**Task to carry out:**
Report how many lines hold the string "全国财政预算支出". Give the number and nothing else.

**Data supplied:**
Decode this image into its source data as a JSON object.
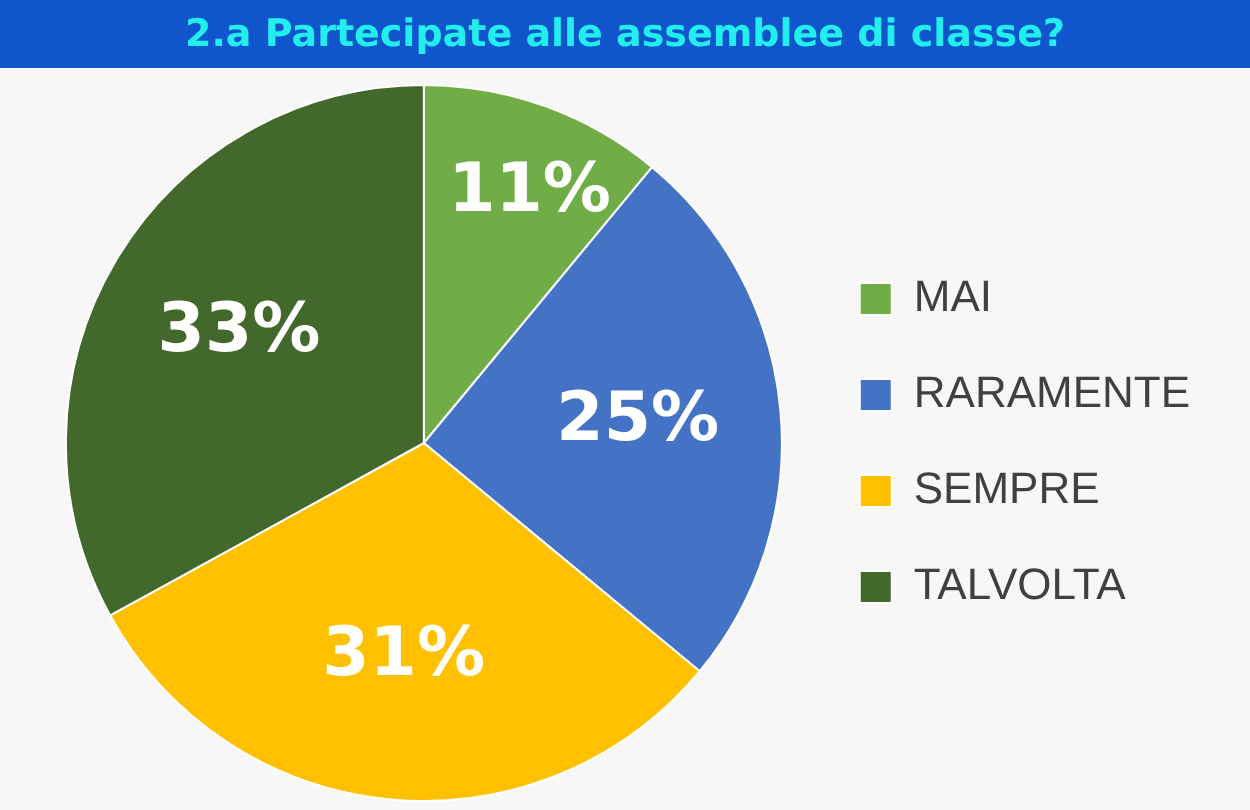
{
  "chart_data": {
    "type": "pie",
    "title": "2.a Partecipate alle assemblee di classe?",
    "categories": [
      "MAI",
      "RARAMENTE",
      "SEMPRE",
      "TALVOLTA"
    ],
    "values": [
      11,
      25,
      31,
      33
    ],
    "value_labels": [
      "11%",
      "25%",
      "31%",
      "33%"
    ],
    "colors": [
      "#70ad47",
      "#4472c4",
      "#ffc000",
      "#43682b"
    ],
    "legend": "right"
  }
}
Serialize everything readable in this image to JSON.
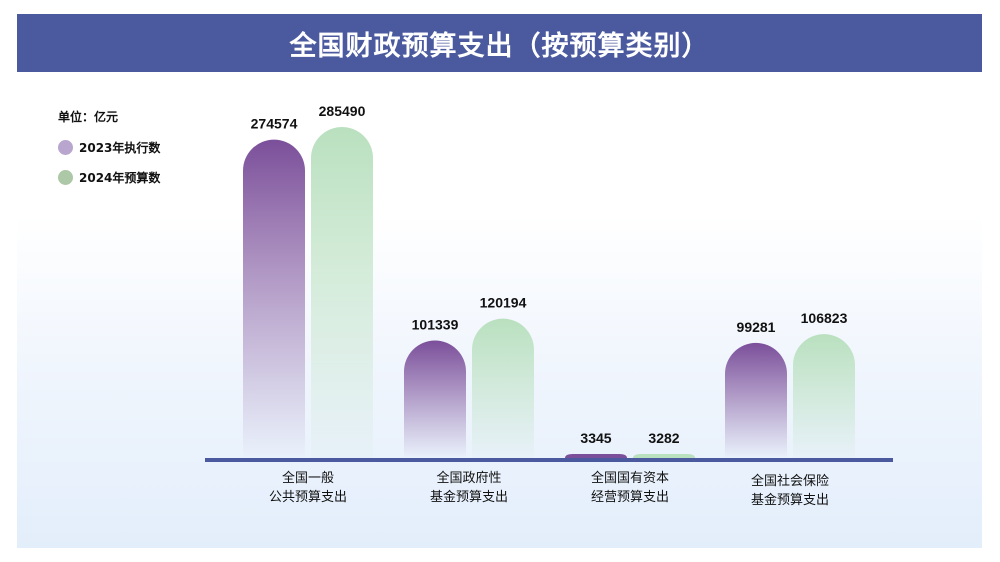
{
  "title": "全国财政预算支出（按预算类别）",
  "colors": {
    "title_bar": "#4b5a9e",
    "series_2023": "#7b4f9a",
    "series_2024": "#b9e0bf",
    "legend_2023": "#b8a6cf",
    "legend_2024": "#adc8a6",
    "axis": "#4b5a9e"
  },
  "chart_data": {
    "type": "bar",
    "title": "全国财政预算支出（按预算类别）",
    "unit": "单位：亿元",
    "categories": [
      "全国一般\n公共预算支出",
      "全国政府性\n基金预算支出",
      "全国国有资本\n经营预算支出",
      "全国社会保险\n基金预算支出"
    ],
    "series": [
      {
        "name": "2023年执行数",
        "values": [
          274574,
          101339,
          3345,
          99281
        ]
      },
      {
        "name": "2024年预算数",
        "values": [
          285490,
          120194,
          3282,
          106823
        ]
      }
    ],
    "ylim": [
      0,
      285490
    ],
    "grid": false,
    "legend_position": "top-left",
    "data_labels": true
  }
}
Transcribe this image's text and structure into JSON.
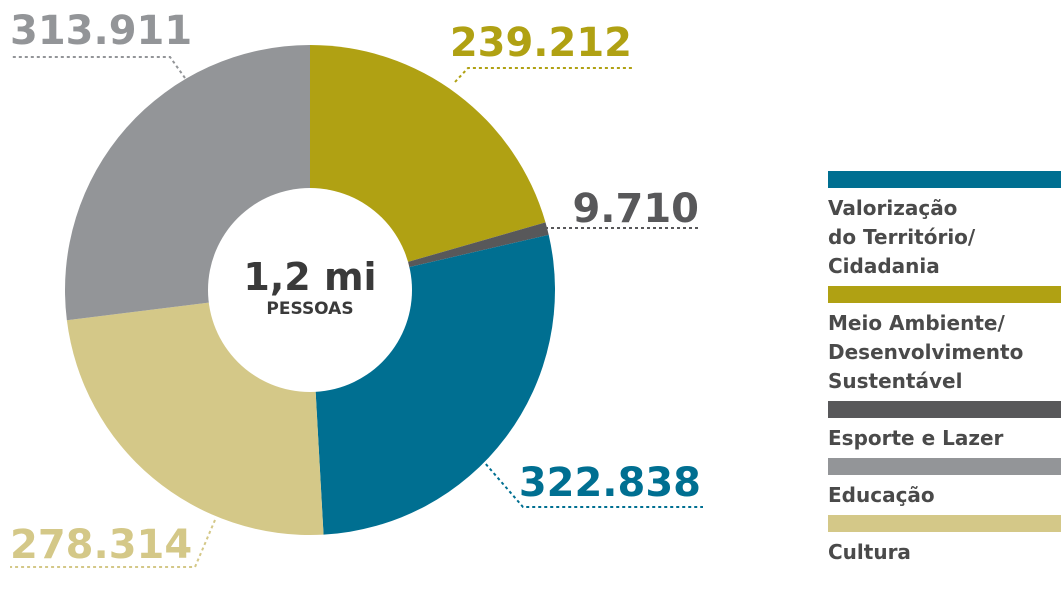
{
  "chart_data": {
    "type": "pie",
    "center": {
      "value": "1,2 mi",
      "label": "PESSOAS"
    },
    "slices": [
      {
        "name": "Meio Ambiente/ Desenvolvimento Sustentável",
        "value": 239212,
        "label": "239.212",
        "color": "#b0a113"
      },
      {
        "name": "Esporte e Lazer",
        "value": 9710,
        "label": "9.710",
        "color": "#58585a"
      },
      {
        "name": "Valorização do Território/ Cidadania",
        "value": 322838,
        "label": "322.838",
        "color": "#006f91"
      },
      {
        "name": "Cultura",
        "value": 278314,
        "label": "278.314",
        "color": "#d4c888"
      },
      {
        "name": "Educação",
        "value": 313911,
        "label": "313.911",
        "color": "#939598"
      }
    ]
  },
  "legend": [
    {
      "lines": [
        "Valorização",
        "do Território/",
        "Cidadania"
      ],
      "color": "#006f91"
    },
    {
      "lines": [
        "Meio Ambiente/",
        "Desenvolvimento",
        "Sustentável"
      ],
      "color": "#b0a113"
    },
    {
      "lines": [
        "Esporte e Lazer"
      ],
      "color": "#58585a"
    },
    {
      "lines": [
        "Educação"
      ],
      "color": "#939598"
    },
    {
      "lines": [
        "Cultura"
      ],
      "color": "#d4c888"
    }
  ]
}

**Complete answer:**
2